- [What you will do]:
Report how many lines of the following entries include the string "WORSLEY"; respond with the number alone.

==== Entries supplied ====

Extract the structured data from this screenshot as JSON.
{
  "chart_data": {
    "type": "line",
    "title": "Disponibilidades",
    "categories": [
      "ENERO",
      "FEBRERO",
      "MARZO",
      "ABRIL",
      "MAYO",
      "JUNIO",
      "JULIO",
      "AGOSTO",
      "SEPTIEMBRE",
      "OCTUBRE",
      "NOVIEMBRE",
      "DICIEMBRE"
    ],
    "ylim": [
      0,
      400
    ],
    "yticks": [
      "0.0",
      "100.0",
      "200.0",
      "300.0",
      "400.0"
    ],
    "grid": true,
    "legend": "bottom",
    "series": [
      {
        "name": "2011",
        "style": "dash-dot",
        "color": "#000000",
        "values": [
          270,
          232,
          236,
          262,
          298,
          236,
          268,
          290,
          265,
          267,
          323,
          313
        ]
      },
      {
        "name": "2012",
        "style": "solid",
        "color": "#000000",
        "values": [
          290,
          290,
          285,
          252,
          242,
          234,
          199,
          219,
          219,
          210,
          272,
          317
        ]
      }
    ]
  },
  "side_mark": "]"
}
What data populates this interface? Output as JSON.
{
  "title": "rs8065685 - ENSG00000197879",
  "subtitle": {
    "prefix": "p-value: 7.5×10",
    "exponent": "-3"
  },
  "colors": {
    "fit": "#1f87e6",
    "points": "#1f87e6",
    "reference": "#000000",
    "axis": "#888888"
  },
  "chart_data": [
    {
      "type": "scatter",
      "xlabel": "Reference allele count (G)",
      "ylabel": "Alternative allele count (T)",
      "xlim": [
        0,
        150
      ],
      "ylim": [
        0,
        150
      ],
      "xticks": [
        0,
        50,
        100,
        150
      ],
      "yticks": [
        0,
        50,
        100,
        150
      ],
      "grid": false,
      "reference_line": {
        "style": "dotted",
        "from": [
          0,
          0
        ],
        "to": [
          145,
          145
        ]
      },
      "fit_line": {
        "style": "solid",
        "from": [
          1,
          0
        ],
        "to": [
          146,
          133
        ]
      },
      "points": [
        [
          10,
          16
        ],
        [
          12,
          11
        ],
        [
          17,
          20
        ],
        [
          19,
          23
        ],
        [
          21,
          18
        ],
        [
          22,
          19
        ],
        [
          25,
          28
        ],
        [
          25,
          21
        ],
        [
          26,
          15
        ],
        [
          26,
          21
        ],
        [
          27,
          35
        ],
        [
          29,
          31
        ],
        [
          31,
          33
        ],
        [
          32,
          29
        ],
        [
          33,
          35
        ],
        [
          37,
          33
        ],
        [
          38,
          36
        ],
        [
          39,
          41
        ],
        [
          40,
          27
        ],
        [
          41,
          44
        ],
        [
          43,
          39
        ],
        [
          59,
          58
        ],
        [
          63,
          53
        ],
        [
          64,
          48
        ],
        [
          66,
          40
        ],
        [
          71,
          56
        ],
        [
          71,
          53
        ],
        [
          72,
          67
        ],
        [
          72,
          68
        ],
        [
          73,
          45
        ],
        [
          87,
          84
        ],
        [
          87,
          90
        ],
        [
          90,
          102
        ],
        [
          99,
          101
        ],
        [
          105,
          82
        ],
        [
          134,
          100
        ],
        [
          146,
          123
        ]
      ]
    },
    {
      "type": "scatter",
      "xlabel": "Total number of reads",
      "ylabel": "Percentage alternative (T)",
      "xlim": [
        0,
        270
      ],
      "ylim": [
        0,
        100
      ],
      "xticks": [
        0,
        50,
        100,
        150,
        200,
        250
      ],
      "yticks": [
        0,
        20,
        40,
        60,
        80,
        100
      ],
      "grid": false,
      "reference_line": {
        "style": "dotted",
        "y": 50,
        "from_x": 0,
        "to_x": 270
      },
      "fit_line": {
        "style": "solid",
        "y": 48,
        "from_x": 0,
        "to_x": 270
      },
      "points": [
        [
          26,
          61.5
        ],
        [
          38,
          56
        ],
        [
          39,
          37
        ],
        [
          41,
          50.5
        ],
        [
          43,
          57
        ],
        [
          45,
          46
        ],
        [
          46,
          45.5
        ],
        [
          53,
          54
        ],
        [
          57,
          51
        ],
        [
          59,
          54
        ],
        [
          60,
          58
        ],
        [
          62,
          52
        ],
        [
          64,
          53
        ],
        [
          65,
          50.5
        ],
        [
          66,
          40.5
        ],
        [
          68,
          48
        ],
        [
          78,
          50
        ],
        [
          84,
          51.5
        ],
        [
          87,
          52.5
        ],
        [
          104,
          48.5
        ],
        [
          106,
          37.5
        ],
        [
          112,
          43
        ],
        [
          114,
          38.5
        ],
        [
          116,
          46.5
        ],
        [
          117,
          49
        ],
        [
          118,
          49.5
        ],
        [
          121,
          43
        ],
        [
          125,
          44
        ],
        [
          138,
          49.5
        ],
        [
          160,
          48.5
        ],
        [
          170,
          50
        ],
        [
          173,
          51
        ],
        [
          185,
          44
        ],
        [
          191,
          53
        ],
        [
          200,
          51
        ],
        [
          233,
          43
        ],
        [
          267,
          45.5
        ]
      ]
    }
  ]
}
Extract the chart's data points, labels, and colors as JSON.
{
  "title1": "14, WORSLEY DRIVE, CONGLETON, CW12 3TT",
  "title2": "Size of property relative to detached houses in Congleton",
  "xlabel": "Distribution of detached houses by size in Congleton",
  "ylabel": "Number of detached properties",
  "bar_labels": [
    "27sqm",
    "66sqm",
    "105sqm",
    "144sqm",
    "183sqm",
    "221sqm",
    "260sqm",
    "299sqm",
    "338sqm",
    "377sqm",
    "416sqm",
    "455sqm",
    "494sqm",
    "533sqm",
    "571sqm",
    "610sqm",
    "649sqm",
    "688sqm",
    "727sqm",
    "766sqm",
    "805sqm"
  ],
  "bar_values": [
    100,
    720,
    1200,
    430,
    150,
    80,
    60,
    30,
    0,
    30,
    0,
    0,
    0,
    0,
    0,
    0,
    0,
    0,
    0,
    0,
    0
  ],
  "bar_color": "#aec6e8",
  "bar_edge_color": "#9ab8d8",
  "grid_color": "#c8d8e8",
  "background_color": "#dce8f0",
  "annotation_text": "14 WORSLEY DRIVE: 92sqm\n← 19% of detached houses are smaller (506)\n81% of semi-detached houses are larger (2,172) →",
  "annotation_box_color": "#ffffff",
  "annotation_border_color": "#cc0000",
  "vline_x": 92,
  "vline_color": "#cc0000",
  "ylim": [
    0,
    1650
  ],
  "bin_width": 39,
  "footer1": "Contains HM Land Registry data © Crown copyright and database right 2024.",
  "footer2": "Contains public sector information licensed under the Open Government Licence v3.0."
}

====

- [Complete response]:
2